→ **WHAT IS EXPECTED**: Exclude the pictures, then quote exactly the lines from the one holding "Decode this image" through the last line of the records.

(Data items)
+ + +

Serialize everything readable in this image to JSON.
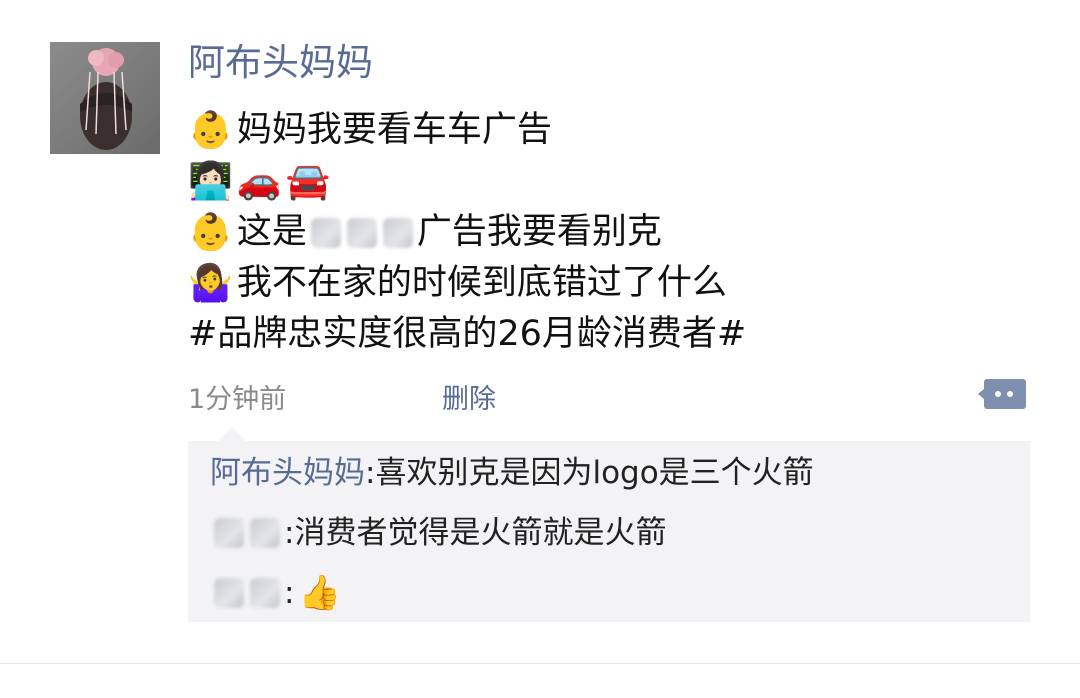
{
  "post": {
    "author": "阿布头妈妈",
    "lines": [
      {
        "emoji": "👶",
        "text": "妈妈我要看车车广告"
      },
      {
        "emojis": [
          "👩🏻‍💻",
          "🚗",
          "🚘"
        ]
      },
      {
        "emoji": "👶",
        "prefix": "这是",
        "suffix": "广告我要看别克"
      },
      {
        "emoji": "🤷‍♀️",
        "text": "我不在家的时候到底错过了什么"
      },
      {
        "text": "#品牌忠实度很高的26月龄消费者#"
      }
    ],
    "timestamp": "1分钟前",
    "delete_label": "删除",
    "comment_icon": "comment-bubble-icon"
  },
  "comments": [
    {
      "author": "阿布头妈妈",
      "separator": ": ",
      "text": "喜欢别克是因为logo是三个火箭"
    },
    {
      "author_blurred": true,
      "separator": ": ",
      "text": "消费者觉得是火箭就是火箭"
    },
    {
      "author_blurred": true,
      "separator": ": ",
      "emoji": "👍"
    }
  ],
  "colors": {
    "link": "#576b95",
    "meta": "#8a8a8a",
    "comment_bg": "#f3f3f5"
  }
}
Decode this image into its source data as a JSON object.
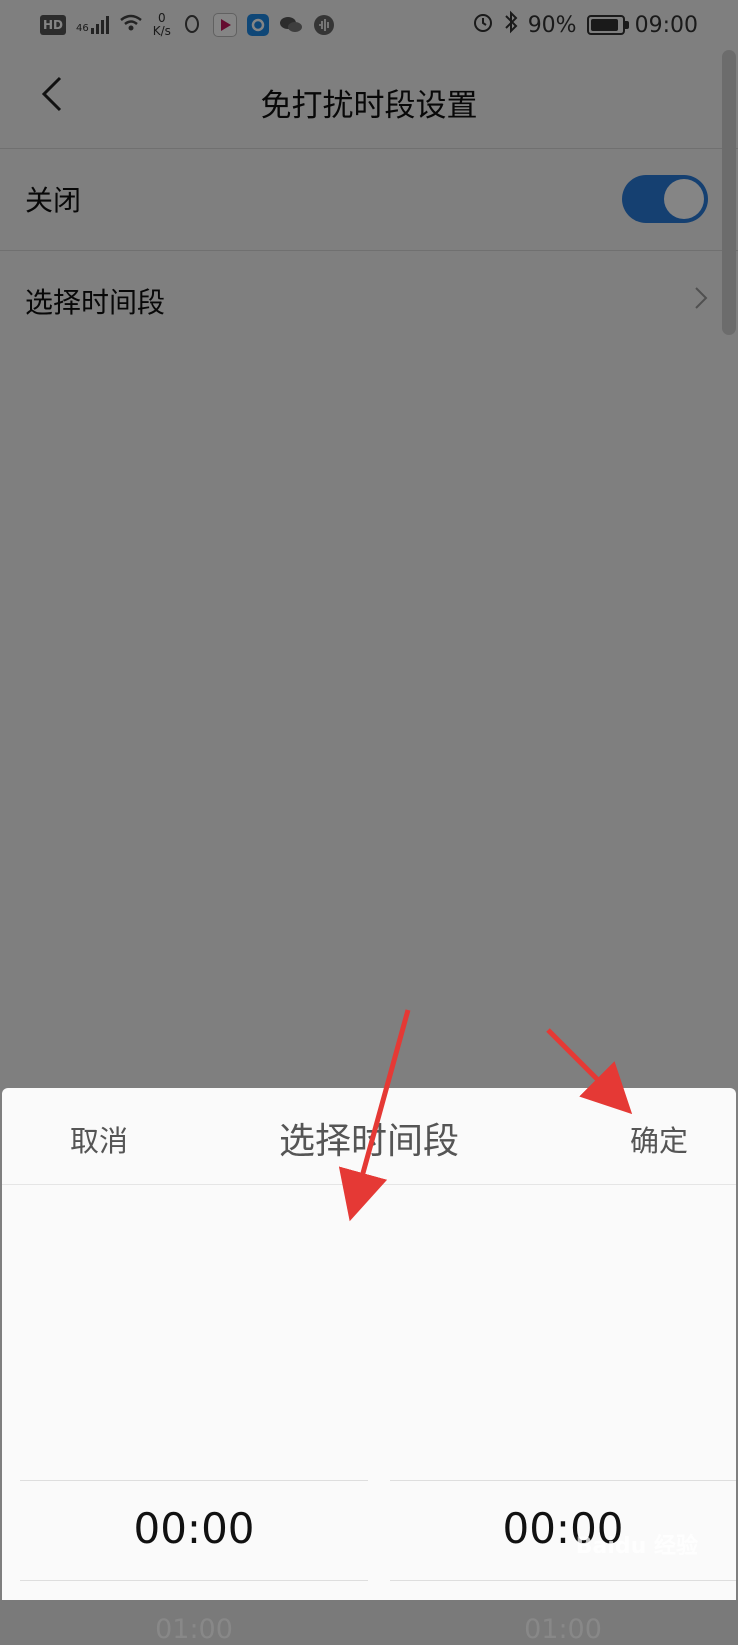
{
  "statusbar": {
    "left_hd": "HD",
    "left_net": "46",
    "left_speed_value": "0",
    "left_speed_unit": "K/s",
    "battery_percent_text": "90%",
    "battery_level": 0.9,
    "time": "09:00",
    "icons": [
      "hd-icon",
      "signal-icon",
      "wifi-icon",
      "qq-icon",
      "video-app-icon",
      "browser-app-icon",
      "wechat-icon",
      "audio-app-icon",
      "alarm-icon",
      "bluetooth-icon",
      "battery-icon"
    ]
  },
  "header": {
    "title": "免打扰时段设置",
    "back_icon": "chevron-left-icon"
  },
  "settings": {
    "toggle_row_label": "关闭",
    "toggle_on": true,
    "time_row_label": "选择时间段",
    "time_row_icon": "chevron-right-icon"
  },
  "sheet": {
    "title": "选择时间段",
    "cancel_label": "取消",
    "confirm_label": "确定",
    "start_picker": {
      "selected": "00:00",
      "next": "01:00"
    },
    "end_picker": {
      "selected": "00:00",
      "next": "01:00"
    }
  },
  "colors": {
    "toggle_on": "#2a7bd9",
    "annotation_arrow": "#e53935"
  },
  "watermark": "Baidu 经验"
}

+ + +

→ **EXPECTED ANSWER**:
Decode this image into its source data as a JSON object.
{
  "statusbar": {
    "left_hd": "HD",
    "left_net": "46",
    "left_speed_value": "0",
    "left_speed_unit": "K/s",
    "battery_percent_text": "90%",
    "battery_level": 0.9,
    "time": "09:00",
    "icons": [
      "hd-icon",
      "signal-icon",
      "wifi-icon",
      "qq-icon",
      "video-app-icon",
      "browser-app-icon",
      "wechat-icon",
      "audio-app-icon",
      "alarm-icon",
      "bluetooth-icon",
      "battery-icon"
    ]
  },
  "header": {
    "title": "免打扰时段设置",
    "back_icon": "chevron-left-icon"
  },
  "settings": {
    "toggle_row_label": "关闭",
    "toggle_on": true,
    "time_row_label": "选择时间段",
    "time_row_icon": "chevron-right-icon"
  },
  "sheet": {
    "title": "选择时间段",
    "cancel_label": "取消",
    "confirm_label": "确定",
    "start_picker": {
      "selected": "00:00",
      "next": "01:00"
    },
    "end_picker": {
      "selected": "00:00",
      "next": "01:00"
    }
  },
  "colors": {
    "toggle_on": "#2a7bd9",
    "annotation_arrow": "#e53935"
  },
  "watermark": "Baidu 经验"
}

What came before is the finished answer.